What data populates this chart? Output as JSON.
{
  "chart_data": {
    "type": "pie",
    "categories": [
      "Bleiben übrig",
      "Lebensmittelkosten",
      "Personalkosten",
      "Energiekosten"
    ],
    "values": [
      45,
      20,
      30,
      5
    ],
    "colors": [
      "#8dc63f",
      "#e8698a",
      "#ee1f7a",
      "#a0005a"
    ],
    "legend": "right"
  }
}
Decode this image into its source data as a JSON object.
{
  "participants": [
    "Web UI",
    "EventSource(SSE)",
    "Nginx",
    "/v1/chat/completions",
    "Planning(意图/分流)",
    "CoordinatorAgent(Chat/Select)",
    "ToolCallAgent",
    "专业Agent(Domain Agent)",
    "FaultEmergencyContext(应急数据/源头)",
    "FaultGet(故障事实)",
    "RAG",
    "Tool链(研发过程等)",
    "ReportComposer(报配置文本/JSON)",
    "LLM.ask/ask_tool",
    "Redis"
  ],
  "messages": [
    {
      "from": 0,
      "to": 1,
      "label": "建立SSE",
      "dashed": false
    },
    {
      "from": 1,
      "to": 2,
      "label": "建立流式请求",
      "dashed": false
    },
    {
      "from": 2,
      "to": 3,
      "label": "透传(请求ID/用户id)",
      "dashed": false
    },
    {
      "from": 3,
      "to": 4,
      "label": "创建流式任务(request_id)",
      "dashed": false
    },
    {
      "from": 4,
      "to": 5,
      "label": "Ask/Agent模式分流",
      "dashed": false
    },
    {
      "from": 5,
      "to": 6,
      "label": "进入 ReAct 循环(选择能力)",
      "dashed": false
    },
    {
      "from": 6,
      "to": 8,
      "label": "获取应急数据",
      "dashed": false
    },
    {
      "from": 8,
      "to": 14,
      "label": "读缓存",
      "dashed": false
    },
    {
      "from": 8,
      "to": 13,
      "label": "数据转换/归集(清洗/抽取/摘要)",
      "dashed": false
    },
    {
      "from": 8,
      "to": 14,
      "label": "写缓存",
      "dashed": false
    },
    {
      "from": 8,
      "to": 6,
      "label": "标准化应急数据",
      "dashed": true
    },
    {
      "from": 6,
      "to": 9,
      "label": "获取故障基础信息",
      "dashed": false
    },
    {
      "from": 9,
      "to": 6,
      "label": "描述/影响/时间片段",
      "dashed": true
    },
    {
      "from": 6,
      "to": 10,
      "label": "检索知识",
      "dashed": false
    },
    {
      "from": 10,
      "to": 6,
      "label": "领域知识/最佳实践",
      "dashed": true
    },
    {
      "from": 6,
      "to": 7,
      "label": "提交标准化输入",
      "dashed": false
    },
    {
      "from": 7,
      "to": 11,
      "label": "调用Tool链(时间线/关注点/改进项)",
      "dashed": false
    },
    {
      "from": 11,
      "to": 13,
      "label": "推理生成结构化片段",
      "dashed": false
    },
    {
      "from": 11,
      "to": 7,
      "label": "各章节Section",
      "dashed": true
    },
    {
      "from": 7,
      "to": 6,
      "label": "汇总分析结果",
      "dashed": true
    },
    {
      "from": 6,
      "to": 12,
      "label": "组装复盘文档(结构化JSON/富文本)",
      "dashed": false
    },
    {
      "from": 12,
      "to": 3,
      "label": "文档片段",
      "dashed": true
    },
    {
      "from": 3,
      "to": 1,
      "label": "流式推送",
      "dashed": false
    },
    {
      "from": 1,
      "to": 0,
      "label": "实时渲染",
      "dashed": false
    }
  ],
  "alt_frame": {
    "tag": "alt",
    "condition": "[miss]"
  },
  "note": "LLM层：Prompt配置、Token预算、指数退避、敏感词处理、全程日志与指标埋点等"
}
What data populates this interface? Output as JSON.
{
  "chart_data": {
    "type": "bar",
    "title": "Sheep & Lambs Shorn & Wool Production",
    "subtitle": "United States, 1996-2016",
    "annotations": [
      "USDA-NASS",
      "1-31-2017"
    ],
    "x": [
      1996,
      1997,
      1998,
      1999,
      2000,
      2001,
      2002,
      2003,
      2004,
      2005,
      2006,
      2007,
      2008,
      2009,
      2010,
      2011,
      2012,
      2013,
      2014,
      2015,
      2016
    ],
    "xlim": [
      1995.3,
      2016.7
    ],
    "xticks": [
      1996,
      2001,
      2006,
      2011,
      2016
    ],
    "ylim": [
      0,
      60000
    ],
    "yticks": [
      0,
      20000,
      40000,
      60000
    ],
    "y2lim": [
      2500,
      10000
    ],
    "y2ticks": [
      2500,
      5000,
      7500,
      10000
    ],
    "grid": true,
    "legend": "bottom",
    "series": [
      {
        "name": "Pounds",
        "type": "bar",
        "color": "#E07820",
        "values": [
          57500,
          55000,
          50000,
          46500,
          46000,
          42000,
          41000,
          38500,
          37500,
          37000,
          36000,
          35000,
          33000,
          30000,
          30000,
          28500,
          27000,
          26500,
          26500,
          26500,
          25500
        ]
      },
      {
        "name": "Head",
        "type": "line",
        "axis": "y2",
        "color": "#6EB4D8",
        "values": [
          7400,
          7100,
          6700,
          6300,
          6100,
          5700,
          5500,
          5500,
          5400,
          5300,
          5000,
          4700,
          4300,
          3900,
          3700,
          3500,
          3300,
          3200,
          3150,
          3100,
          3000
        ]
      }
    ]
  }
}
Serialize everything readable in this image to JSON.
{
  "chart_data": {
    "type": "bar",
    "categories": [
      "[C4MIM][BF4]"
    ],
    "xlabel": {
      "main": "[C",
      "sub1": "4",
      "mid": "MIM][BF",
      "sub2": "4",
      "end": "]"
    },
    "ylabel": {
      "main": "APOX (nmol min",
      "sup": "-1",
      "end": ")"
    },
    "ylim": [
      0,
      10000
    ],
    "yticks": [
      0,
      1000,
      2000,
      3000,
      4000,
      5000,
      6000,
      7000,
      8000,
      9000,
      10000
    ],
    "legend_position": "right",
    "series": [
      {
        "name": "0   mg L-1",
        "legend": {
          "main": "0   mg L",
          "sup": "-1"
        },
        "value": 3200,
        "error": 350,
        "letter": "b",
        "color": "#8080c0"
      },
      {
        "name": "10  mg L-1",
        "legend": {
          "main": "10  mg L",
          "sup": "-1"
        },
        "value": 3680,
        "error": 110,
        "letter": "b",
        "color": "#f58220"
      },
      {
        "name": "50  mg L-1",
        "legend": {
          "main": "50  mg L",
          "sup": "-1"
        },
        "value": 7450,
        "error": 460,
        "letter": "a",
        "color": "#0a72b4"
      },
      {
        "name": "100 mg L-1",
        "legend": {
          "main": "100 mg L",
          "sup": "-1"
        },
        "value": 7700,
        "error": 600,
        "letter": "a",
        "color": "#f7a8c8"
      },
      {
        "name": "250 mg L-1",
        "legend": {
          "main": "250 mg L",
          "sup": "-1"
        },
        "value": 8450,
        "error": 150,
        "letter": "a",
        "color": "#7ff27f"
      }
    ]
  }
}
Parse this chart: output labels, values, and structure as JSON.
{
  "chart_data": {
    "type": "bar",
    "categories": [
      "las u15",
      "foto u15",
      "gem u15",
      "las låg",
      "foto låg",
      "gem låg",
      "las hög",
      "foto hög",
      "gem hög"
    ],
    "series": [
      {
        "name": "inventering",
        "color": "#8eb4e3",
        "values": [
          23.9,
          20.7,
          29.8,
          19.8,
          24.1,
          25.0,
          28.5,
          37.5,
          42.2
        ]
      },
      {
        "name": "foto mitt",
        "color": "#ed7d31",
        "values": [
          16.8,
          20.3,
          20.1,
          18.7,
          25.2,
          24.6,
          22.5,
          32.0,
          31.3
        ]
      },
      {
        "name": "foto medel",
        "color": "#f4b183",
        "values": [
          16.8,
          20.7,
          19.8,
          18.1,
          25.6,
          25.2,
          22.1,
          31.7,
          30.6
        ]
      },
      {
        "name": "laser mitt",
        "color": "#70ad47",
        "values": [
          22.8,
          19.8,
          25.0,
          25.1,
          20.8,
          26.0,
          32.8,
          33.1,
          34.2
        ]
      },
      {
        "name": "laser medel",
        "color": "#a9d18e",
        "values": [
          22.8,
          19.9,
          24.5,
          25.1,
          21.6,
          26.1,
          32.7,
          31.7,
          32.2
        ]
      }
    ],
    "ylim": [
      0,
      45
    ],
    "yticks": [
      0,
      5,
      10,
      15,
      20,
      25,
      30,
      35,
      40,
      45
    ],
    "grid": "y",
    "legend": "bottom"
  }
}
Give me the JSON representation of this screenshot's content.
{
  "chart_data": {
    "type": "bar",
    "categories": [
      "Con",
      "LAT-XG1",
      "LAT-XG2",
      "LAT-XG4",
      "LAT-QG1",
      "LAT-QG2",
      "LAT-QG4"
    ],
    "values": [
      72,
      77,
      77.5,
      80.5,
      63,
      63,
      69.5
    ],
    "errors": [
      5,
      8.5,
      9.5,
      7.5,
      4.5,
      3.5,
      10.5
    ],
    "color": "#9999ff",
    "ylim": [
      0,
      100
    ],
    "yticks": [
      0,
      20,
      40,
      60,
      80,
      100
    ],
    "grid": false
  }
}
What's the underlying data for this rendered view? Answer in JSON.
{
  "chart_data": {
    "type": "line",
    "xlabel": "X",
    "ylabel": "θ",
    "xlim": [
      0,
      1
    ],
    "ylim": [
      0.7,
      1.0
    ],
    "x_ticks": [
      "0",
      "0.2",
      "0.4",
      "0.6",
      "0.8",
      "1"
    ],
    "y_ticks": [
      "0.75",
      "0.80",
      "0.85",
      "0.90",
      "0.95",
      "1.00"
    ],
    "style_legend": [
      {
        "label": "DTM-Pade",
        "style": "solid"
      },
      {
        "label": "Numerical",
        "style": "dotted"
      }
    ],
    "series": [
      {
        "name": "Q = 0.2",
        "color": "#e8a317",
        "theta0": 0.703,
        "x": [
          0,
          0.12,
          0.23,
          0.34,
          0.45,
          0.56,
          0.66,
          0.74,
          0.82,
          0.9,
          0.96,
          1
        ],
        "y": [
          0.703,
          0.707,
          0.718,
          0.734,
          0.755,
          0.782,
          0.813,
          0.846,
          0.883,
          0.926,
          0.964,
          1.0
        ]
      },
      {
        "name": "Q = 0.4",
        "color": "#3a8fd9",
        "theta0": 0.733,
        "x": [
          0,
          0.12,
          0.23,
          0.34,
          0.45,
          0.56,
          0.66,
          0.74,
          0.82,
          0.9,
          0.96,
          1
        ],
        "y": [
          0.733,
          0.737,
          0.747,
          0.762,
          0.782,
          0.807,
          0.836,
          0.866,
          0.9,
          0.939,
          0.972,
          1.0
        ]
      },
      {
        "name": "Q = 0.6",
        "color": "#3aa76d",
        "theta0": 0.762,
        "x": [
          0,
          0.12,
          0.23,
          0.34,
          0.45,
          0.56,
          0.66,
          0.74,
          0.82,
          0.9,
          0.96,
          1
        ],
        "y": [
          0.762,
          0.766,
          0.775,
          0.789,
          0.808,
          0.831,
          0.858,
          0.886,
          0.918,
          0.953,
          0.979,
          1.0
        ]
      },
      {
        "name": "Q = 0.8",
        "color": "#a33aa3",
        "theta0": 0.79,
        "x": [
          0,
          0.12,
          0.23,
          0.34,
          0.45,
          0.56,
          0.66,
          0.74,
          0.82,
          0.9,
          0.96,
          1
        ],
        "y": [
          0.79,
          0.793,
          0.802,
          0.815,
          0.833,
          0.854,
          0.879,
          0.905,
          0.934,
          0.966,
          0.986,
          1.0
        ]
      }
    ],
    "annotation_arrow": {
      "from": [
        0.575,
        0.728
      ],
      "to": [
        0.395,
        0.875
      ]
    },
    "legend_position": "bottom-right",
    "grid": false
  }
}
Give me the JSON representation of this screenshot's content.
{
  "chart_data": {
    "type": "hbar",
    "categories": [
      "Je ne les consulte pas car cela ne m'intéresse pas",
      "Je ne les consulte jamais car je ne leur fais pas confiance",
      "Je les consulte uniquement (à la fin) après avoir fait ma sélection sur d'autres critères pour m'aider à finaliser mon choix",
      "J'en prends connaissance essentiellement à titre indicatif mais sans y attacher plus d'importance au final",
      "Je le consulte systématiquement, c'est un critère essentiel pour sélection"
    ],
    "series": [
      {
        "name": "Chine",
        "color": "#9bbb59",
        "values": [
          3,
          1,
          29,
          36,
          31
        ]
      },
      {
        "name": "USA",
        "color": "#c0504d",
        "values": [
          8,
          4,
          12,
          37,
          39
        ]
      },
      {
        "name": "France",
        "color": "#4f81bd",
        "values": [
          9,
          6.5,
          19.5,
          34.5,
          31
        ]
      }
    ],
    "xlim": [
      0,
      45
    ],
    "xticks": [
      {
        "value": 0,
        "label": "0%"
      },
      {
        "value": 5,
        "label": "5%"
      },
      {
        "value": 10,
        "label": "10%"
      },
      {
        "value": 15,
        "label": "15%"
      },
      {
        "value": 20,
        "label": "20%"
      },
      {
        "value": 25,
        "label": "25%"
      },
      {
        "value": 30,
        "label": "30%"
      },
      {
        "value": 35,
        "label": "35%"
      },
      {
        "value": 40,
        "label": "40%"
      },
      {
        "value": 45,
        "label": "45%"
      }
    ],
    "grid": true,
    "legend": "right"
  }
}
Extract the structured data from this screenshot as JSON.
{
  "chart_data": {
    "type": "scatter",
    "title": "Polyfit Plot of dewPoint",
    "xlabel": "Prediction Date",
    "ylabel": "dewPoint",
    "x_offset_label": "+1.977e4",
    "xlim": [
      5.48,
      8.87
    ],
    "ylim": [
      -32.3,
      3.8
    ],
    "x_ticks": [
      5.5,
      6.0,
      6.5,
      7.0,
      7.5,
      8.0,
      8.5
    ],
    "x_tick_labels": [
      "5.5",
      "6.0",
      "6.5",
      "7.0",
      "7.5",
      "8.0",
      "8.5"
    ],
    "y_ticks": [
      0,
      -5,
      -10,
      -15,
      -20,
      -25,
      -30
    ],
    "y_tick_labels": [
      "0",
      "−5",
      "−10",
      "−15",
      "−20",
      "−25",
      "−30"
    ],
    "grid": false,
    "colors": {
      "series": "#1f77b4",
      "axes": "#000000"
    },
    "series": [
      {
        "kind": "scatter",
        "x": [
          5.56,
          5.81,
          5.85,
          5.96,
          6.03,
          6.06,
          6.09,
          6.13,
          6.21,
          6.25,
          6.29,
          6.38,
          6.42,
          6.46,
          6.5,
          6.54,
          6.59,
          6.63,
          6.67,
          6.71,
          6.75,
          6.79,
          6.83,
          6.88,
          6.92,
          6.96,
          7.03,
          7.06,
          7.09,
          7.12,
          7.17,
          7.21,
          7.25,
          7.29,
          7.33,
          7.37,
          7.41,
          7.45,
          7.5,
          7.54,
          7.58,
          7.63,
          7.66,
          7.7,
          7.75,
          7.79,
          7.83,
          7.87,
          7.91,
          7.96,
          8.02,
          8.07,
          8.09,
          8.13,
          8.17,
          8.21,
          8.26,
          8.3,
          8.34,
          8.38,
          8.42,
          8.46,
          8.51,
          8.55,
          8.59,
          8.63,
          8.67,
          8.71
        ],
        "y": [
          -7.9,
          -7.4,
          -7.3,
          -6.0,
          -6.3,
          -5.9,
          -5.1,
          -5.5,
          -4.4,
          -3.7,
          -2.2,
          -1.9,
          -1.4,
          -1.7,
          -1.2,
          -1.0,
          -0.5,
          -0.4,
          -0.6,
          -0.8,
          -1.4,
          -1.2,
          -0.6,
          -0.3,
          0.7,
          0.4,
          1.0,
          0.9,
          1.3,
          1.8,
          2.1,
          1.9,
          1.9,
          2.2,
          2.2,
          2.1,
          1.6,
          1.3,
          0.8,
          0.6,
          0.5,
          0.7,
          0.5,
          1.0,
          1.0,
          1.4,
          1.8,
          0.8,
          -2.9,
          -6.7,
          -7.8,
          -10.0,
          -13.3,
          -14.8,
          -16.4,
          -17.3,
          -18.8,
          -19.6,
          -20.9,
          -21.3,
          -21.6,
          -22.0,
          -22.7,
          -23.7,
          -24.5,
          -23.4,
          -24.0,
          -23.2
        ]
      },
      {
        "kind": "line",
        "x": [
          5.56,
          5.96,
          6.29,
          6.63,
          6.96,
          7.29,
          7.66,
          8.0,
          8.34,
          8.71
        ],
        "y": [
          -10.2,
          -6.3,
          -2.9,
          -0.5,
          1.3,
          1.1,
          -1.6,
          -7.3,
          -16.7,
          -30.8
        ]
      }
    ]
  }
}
■ ■ ■ ■
Written problem >> Copy every line of the listing that contains the word "bottom".

Correct result >>
    "legend": "bottom",
    "legend": "bottom"
    "legend_position": "bottom-right",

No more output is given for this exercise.